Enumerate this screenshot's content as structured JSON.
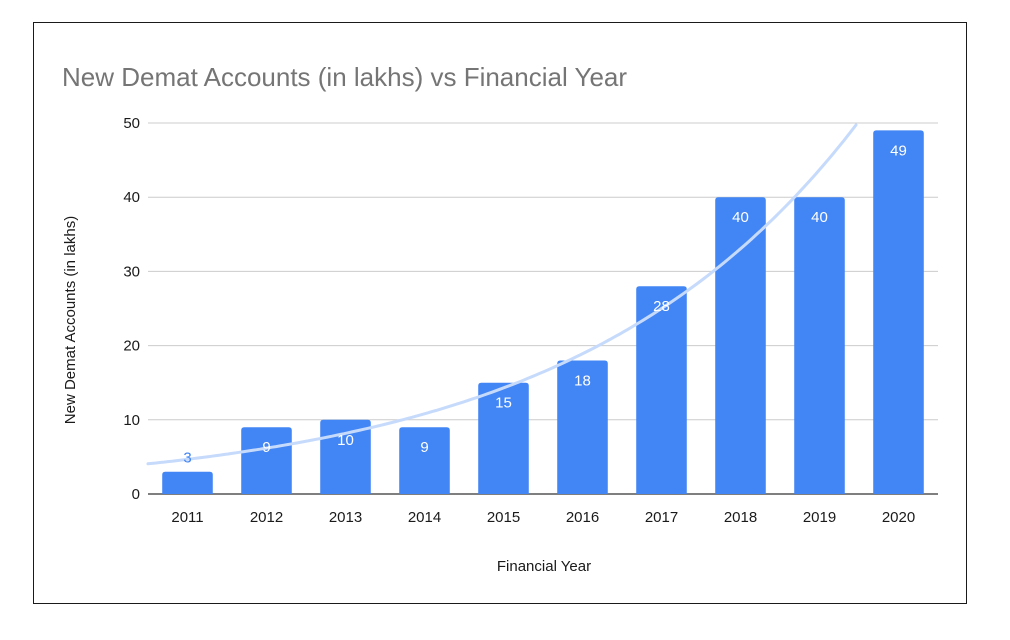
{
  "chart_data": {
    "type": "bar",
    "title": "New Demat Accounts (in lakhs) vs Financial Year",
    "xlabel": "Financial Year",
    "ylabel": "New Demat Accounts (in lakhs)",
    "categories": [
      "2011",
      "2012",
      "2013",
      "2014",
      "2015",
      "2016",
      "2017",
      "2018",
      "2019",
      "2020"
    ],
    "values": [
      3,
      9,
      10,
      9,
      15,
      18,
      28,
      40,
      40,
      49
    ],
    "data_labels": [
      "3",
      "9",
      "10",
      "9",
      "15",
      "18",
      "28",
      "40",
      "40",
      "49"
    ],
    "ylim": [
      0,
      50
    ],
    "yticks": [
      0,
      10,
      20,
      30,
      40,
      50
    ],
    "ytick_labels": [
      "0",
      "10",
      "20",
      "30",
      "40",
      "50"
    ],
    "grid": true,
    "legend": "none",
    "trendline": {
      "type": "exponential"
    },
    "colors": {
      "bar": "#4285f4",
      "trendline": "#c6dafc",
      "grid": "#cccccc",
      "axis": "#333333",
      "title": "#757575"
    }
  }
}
= = = =
- YOUR TASK -
Gather each line in the data that holds the string "Financial".

- TASK RESPONSE -
    "title": "New Demat Accounts (in lakhs) vs Financial Year",
    "xlabel": "Financial Year",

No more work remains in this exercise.